▶ _SET EXERCISE_
Using the material that follows, identify and copy each line with the string "true".

▶ _A block of data_
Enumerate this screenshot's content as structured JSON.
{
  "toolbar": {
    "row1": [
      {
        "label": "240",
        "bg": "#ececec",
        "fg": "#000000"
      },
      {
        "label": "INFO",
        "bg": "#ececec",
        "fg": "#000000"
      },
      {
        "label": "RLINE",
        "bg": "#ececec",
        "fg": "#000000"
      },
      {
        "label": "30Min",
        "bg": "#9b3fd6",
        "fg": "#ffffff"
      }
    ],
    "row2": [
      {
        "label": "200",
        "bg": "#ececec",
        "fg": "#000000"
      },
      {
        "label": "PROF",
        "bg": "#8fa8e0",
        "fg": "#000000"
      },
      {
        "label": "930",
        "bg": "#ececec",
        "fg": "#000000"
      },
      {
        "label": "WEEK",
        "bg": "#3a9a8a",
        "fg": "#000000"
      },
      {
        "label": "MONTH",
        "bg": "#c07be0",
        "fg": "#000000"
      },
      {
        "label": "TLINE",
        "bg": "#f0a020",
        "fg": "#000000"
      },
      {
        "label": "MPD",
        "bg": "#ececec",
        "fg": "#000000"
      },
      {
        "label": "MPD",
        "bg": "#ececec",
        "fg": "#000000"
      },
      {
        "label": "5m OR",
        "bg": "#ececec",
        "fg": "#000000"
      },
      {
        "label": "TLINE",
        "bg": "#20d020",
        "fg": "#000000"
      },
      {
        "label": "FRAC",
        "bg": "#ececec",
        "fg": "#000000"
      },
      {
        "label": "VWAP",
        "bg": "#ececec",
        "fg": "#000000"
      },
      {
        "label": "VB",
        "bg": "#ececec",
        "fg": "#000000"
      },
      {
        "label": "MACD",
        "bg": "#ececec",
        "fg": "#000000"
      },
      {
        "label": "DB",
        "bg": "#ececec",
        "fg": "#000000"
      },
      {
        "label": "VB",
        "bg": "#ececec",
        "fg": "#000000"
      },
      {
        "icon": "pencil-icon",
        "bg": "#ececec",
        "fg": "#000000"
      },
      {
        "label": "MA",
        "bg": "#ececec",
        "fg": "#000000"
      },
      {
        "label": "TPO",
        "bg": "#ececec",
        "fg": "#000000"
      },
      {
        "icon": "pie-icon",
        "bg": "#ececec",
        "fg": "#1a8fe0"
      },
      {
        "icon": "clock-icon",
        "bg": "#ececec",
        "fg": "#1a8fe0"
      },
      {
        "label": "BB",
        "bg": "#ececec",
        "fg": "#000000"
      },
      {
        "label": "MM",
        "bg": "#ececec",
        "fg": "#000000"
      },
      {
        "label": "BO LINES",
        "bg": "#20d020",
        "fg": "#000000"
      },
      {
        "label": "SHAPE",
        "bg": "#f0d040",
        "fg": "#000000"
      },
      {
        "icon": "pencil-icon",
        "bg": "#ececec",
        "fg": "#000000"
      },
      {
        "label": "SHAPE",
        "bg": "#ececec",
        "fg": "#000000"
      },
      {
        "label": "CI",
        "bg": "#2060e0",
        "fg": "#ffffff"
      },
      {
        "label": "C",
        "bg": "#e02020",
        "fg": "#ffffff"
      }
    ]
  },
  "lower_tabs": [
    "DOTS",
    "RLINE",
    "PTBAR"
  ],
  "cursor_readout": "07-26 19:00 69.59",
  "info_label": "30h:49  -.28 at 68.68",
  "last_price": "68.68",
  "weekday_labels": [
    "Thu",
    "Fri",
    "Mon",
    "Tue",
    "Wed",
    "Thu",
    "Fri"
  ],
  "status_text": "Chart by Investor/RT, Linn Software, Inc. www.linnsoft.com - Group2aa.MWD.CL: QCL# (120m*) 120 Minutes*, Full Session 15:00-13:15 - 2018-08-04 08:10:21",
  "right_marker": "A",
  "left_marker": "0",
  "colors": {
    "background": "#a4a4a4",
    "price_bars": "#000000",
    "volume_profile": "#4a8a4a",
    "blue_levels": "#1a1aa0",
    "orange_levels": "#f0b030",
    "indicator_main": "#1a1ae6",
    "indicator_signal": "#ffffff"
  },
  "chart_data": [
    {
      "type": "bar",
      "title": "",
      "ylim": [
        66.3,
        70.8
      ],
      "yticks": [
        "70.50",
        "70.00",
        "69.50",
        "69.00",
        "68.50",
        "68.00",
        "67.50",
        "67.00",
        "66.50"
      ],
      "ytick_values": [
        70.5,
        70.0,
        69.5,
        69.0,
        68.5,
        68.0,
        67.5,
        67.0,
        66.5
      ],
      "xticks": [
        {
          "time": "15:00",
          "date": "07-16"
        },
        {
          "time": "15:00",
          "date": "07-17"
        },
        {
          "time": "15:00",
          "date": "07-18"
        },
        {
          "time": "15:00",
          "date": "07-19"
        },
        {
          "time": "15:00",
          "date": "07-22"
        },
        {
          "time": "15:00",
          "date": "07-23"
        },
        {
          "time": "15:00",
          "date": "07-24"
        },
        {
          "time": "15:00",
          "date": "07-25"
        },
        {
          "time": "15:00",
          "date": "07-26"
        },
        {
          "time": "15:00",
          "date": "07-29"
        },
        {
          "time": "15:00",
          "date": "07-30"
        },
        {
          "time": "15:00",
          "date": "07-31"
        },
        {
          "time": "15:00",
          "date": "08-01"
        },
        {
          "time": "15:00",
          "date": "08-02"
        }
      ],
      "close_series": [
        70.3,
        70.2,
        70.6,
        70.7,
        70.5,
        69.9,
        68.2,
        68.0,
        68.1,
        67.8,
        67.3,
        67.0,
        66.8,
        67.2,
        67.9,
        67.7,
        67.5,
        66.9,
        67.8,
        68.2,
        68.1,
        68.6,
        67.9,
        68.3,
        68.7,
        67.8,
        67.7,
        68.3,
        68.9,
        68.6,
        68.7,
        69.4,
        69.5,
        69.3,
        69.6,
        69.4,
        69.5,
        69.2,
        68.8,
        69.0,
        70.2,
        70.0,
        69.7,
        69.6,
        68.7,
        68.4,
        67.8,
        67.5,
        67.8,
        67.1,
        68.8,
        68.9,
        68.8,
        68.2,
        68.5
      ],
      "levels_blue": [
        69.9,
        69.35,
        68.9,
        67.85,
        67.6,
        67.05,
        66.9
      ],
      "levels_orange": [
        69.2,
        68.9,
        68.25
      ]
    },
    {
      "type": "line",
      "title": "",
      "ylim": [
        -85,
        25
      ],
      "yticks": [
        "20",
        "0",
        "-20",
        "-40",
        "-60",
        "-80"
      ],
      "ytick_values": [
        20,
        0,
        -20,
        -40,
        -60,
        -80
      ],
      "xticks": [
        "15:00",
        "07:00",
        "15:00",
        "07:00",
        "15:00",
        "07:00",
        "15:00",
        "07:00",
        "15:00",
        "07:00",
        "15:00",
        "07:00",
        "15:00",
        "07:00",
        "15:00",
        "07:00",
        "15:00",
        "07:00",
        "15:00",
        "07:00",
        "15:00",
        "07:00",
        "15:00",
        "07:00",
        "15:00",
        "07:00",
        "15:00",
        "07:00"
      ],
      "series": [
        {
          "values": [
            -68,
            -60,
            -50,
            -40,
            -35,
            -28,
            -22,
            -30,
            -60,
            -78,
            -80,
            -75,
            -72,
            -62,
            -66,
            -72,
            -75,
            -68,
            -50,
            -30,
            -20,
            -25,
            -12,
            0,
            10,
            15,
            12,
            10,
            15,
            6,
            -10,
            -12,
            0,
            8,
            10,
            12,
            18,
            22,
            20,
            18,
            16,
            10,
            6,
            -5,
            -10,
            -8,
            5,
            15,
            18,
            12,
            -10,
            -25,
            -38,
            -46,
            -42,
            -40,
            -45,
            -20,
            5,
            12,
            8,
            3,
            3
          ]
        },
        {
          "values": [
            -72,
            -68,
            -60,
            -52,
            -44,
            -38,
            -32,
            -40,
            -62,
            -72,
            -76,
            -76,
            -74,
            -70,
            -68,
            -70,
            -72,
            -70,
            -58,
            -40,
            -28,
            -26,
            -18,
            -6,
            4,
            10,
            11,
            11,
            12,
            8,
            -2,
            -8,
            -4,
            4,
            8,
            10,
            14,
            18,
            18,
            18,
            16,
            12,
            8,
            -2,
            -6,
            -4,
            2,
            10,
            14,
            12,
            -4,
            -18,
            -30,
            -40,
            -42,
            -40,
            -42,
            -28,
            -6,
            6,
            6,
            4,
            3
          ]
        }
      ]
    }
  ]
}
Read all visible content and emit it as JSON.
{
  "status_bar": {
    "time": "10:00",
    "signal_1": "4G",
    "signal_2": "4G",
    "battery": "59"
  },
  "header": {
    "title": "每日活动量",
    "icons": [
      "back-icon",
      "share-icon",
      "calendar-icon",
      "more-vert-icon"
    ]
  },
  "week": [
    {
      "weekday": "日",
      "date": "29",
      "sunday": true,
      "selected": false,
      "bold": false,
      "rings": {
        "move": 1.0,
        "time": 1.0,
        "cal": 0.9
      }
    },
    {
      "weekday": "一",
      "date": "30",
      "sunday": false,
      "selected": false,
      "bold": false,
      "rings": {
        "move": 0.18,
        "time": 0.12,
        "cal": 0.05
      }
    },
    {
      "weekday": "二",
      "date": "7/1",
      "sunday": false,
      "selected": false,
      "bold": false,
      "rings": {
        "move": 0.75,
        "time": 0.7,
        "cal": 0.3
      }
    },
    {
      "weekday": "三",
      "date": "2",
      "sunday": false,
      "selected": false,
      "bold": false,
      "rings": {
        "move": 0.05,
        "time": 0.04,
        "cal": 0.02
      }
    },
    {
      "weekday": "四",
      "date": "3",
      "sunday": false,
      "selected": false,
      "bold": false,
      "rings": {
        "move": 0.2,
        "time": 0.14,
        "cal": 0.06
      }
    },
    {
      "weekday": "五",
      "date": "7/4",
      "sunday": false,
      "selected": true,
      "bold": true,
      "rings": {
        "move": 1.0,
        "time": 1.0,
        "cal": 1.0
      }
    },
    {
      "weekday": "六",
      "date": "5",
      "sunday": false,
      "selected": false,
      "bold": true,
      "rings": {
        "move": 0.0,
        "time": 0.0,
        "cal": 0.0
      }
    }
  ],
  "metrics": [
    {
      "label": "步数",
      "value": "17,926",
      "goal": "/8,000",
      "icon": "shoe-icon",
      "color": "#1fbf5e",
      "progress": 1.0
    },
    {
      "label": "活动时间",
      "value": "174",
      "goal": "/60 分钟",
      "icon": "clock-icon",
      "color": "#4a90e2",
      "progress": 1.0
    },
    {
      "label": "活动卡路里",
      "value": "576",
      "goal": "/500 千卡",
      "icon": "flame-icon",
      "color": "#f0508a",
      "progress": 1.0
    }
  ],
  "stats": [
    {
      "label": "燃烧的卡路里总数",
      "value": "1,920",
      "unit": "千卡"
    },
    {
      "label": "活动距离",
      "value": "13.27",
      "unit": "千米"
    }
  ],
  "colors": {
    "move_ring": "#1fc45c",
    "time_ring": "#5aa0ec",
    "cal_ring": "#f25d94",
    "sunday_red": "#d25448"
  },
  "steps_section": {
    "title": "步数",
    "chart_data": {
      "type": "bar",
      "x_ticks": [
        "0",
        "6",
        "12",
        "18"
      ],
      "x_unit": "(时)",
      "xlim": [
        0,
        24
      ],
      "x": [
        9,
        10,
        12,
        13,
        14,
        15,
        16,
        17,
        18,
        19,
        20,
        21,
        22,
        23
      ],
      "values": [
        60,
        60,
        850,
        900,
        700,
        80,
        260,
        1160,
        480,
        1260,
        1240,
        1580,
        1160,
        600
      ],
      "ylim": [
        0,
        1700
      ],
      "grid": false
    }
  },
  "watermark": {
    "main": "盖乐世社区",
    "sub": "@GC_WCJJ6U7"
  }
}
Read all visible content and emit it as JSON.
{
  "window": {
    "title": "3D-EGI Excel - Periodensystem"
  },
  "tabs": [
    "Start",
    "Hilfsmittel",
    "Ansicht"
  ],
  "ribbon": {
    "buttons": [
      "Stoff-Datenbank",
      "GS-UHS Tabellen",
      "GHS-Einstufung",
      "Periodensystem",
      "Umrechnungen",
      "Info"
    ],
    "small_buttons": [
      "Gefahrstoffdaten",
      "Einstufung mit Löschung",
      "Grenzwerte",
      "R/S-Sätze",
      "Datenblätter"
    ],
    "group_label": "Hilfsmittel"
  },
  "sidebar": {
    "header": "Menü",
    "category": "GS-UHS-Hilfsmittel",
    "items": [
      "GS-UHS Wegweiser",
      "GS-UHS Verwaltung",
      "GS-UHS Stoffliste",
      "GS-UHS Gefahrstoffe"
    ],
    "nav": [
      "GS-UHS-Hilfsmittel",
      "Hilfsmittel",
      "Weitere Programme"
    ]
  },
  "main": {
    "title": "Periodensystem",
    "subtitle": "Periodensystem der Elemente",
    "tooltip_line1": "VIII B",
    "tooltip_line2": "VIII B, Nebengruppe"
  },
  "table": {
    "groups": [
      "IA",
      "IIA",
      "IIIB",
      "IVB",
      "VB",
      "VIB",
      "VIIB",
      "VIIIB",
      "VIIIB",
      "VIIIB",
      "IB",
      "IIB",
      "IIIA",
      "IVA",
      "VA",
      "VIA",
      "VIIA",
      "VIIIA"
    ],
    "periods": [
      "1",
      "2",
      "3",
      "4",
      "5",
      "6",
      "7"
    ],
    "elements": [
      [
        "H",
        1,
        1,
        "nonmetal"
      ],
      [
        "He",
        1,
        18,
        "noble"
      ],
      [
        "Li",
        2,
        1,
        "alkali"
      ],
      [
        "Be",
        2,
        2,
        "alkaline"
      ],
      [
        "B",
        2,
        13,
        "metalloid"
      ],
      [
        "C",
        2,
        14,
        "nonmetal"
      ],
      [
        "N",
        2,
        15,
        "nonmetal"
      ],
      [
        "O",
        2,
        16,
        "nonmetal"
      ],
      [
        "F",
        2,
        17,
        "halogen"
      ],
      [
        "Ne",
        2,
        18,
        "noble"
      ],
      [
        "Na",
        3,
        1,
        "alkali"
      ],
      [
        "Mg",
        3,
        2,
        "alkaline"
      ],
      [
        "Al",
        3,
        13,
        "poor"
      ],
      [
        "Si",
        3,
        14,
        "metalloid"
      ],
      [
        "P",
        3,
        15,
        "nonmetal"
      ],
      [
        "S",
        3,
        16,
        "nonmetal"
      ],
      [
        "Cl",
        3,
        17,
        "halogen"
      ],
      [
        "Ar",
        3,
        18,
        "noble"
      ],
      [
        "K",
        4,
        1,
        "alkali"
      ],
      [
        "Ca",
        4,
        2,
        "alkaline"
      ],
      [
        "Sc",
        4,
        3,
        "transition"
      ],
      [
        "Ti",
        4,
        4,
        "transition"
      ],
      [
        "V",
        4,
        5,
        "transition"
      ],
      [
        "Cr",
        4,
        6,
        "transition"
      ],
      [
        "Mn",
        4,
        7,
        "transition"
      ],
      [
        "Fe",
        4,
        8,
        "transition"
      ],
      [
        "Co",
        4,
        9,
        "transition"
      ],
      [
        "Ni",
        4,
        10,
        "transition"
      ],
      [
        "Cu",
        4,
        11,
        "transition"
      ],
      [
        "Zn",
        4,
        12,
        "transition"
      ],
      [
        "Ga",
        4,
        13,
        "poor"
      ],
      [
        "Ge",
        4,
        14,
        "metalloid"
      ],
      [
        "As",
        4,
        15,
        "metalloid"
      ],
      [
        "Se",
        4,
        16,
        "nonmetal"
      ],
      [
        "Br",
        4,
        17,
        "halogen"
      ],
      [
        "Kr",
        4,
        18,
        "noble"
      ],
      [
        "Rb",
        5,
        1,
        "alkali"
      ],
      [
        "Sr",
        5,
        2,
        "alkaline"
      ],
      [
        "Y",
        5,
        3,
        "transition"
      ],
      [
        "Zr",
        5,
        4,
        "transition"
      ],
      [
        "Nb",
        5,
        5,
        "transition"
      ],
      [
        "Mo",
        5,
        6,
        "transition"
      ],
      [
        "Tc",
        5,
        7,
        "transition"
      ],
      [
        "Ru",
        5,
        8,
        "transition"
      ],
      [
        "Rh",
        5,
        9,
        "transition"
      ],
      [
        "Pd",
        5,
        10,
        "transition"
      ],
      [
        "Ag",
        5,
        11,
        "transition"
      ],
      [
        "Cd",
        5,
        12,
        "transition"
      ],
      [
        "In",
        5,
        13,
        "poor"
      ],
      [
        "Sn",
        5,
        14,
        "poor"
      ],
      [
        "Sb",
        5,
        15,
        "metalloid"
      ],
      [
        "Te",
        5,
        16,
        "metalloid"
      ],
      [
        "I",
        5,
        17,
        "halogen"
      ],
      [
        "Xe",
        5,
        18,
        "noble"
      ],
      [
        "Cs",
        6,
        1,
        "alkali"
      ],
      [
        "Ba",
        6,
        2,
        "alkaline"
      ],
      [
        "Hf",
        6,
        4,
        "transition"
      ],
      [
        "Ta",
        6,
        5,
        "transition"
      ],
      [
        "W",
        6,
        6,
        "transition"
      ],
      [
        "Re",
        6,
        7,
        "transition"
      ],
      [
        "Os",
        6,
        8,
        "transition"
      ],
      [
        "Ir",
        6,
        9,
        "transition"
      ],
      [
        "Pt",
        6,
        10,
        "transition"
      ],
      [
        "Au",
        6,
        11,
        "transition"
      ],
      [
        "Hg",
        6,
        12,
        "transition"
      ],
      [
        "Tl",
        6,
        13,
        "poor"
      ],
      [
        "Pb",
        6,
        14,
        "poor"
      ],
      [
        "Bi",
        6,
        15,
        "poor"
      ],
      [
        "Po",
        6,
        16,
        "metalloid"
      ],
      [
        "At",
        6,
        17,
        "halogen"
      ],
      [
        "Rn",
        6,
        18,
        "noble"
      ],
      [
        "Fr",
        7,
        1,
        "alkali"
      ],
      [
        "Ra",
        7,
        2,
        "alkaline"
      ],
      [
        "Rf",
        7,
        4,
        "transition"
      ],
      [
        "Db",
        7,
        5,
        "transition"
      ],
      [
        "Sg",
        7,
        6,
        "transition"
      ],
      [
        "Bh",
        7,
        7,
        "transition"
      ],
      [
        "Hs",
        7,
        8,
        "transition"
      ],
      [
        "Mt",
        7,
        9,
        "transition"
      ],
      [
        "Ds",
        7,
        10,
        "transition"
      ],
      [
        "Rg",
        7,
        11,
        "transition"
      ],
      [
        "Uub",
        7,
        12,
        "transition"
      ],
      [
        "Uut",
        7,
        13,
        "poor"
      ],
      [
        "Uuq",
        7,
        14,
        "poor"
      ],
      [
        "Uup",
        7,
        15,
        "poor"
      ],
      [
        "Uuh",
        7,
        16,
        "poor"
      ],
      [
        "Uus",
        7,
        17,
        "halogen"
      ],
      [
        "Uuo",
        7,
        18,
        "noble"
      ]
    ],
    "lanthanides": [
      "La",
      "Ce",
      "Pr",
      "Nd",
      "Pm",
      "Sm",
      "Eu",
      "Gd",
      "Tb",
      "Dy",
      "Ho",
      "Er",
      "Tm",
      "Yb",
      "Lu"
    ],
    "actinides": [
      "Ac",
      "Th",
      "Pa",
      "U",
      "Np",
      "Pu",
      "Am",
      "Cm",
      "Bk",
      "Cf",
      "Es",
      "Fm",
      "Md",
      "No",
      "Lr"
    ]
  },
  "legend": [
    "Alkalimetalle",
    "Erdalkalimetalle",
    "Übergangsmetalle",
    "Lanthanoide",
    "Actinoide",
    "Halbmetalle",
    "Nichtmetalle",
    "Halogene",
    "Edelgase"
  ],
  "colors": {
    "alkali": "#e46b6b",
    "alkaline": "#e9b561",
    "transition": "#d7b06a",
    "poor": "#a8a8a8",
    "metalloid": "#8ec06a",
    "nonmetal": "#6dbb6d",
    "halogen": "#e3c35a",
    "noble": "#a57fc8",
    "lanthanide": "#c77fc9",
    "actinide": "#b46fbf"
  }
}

▶ _FINISHED ANSWER_
      "sunday": true,
      "selected": true,
      "bold": true,
      "bold": true,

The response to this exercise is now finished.